**REQUIREMENTS**.
Every line below should be copied exactly; drop the pictures.

**DATA EXCERPTS**.
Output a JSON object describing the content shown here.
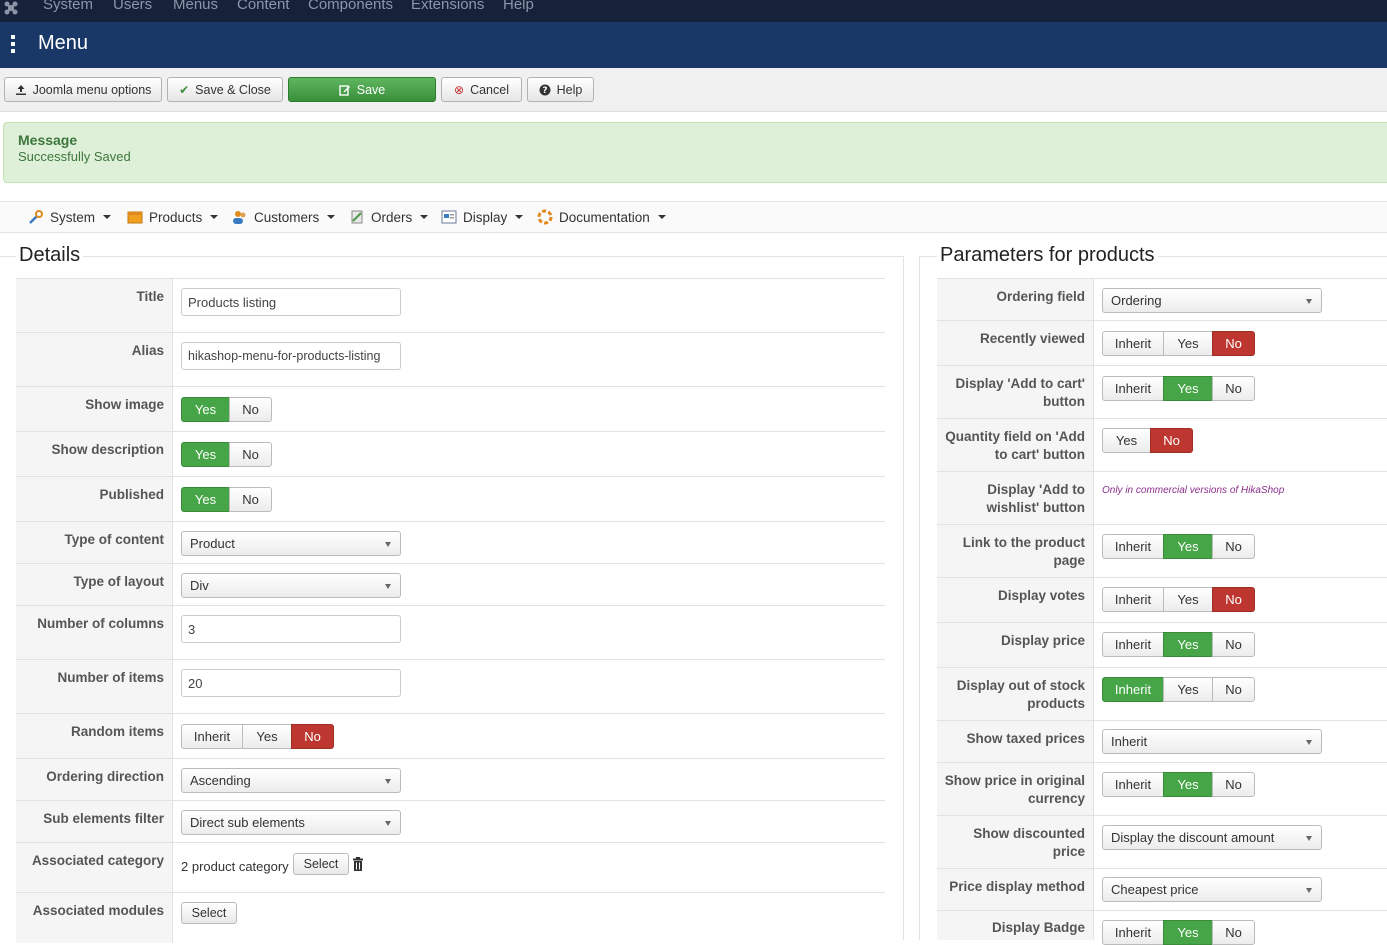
{
  "topnav": {
    "items": [
      "System",
      "Users",
      "Menus",
      "Content",
      "Components",
      "Extensions",
      "Help"
    ]
  },
  "header": {
    "title": "Menu"
  },
  "toolbar": {
    "joomla_options": "Joomla menu options",
    "save_close": "Save & Close",
    "save": "Save",
    "cancel": "Cancel",
    "help": "Help"
  },
  "message": {
    "title": "Message",
    "text": "Successfully Saved"
  },
  "subnav": {
    "items": [
      "System",
      "Products",
      "Customers",
      "Orders",
      "Display",
      "Documentation"
    ]
  },
  "details": {
    "legend": "Details",
    "title_label": "Title",
    "title_value": "Products listing",
    "alias_label": "Alias",
    "alias_value": "hikashop-menu-for-products-listing",
    "show_image_label": "Show image",
    "show_description_label": "Show description",
    "published_label": "Published",
    "type_content_label": "Type of content",
    "type_content_value": "Product",
    "type_layout_label": "Type of layout",
    "type_layout_value": "Div",
    "num_columns_label": "Number of columns",
    "num_columns_value": "3",
    "num_items_label": "Number of items",
    "num_items_value": "20",
    "random_items_label": "Random items",
    "ordering_direction_label": "Ordering direction",
    "ordering_direction_value": "Ascending",
    "sub_elements_label": "Sub elements filter",
    "sub_elements_value": "Direct sub elements",
    "assoc_category_label": "Associated category",
    "assoc_category_value": "2 product category",
    "assoc_modules_label": "Associated modules",
    "select_label": "Select",
    "yes": "Yes",
    "no": "No",
    "inherit": "Inherit"
  },
  "params": {
    "legend": "Parameters for products",
    "ordering_field_label": "Ordering field",
    "ordering_field_value": "Ordering",
    "recently_viewed_label": "Recently viewed",
    "add_to_cart_label": "Display 'Add to cart' button",
    "quantity_field_label": "Quantity field on 'Add to cart' button",
    "wishlist_label": "Display 'Add to wishlist' button",
    "wishlist_note": "Only in commercial versions of HikaShop",
    "link_product_label": "Link to the product page",
    "display_votes_label": "Display votes",
    "display_price_label": "Display price",
    "out_of_stock_label": "Display out of stock products",
    "taxed_prices_label": "Show taxed prices",
    "taxed_prices_value": "Inherit",
    "original_currency_label": "Show price in original currency",
    "discounted_price_label": "Show discounted price",
    "discounted_price_value": "Display the discount amount",
    "price_method_label": "Price display method",
    "price_method_value": "Cheapest price",
    "display_badge_label": "Display Badge",
    "yes": "Yes",
    "no": "No",
    "inherit": "Inherit"
  },
  "colors": {
    "green": "#46a546",
    "red": "#bd362f",
    "header_bg": "#1a3867",
    "topnav_bg": "#17223a"
  }
}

**RESULT BELOW**.
Output a JSON object describing the content shown here.
{
  "topnav": {
    "items": [
      "System",
      "Users",
      "Menus",
      "Content",
      "Components",
      "Extensions",
      "Help"
    ]
  },
  "header": {
    "title": "Menu"
  },
  "toolbar": {
    "joomla_options": "Joomla menu options",
    "save_close": "Save & Close",
    "save": "Save",
    "cancel": "Cancel",
    "help": "Help"
  },
  "message": {
    "title": "Message",
    "text": "Successfully Saved"
  },
  "subnav": {
    "items": [
      "System",
      "Products",
      "Customers",
      "Orders",
      "Display",
      "Documentation"
    ]
  },
  "details": {
    "legend": "Details",
    "title_label": "Title",
    "title_value": "Products listing",
    "alias_label": "Alias",
    "alias_value": "hikashop-menu-for-products-listing",
    "show_image_label": "Show image",
    "show_description_label": "Show description",
    "published_label": "Published",
    "type_content_label": "Type of content",
    "type_content_value": "Product",
    "type_layout_label": "Type of layout",
    "type_layout_value": "Div",
    "num_columns_label": "Number of columns",
    "num_columns_value": "3",
    "num_items_label": "Number of items",
    "num_items_value": "20",
    "random_items_label": "Random items",
    "ordering_direction_label": "Ordering direction",
    "ordering_direction_value": "Ascending",
    "sub_elements_label": "Sub elements filter",
    "sub_elements_value": "Direct sub elements",
    "assoc_category_label": "Associated category",
    "assoc_category_value": "2 product category",
    "assoc_modules_label": "Associated modules",
    "select_label": "Select",
    "yes": "Yes",
    "no": "No",
    "inherit": "Inherit"
  },
  "params": {
    "legend": "Parameters for products",
    "ordering_field_label": "Ordering field",
    "ordering_field_value": "Ordering",
    "recently_viewed_label": "Recently viewed",
    "add_to_cart_label": "Display 'Add to cart' button",
    "quantity_field_label": "Quantity field on 'Add to cart' button",
    "wishlist_label": "Display 'Add to wishlist' button",
    "wishlist_note": "Only in commercial versions of HikaShop",
    "link_product_label": "Link to the product page",
    "display_votes_label": "Display votes",
    "display_price_label": "Display price",
    "out_of_stock_label": "Display out of stock products",
    "taxed_prices_label": "Show taxed prices",
    "taxed_prices_value": "Inherit",
    "original_currency_label": "Show price in original currency",
    "discounted_price_label": "Show discounted price",
    "discounted_price_value": "Display the discount amount",
    "price_method_label": "Price display method",
    "price_method_value": "Cheapest price",
    "display_badge_label": "Display Badge",
    "yes": "Yes",
    "no": "No",
    "inherit": "Inherit"
  },
  "colors": {
    "green": "#46a546",
    "red": "#bd362f",
    "header_bg": "#1a3867",
    "topnav_bg": "#17223a"
  }
}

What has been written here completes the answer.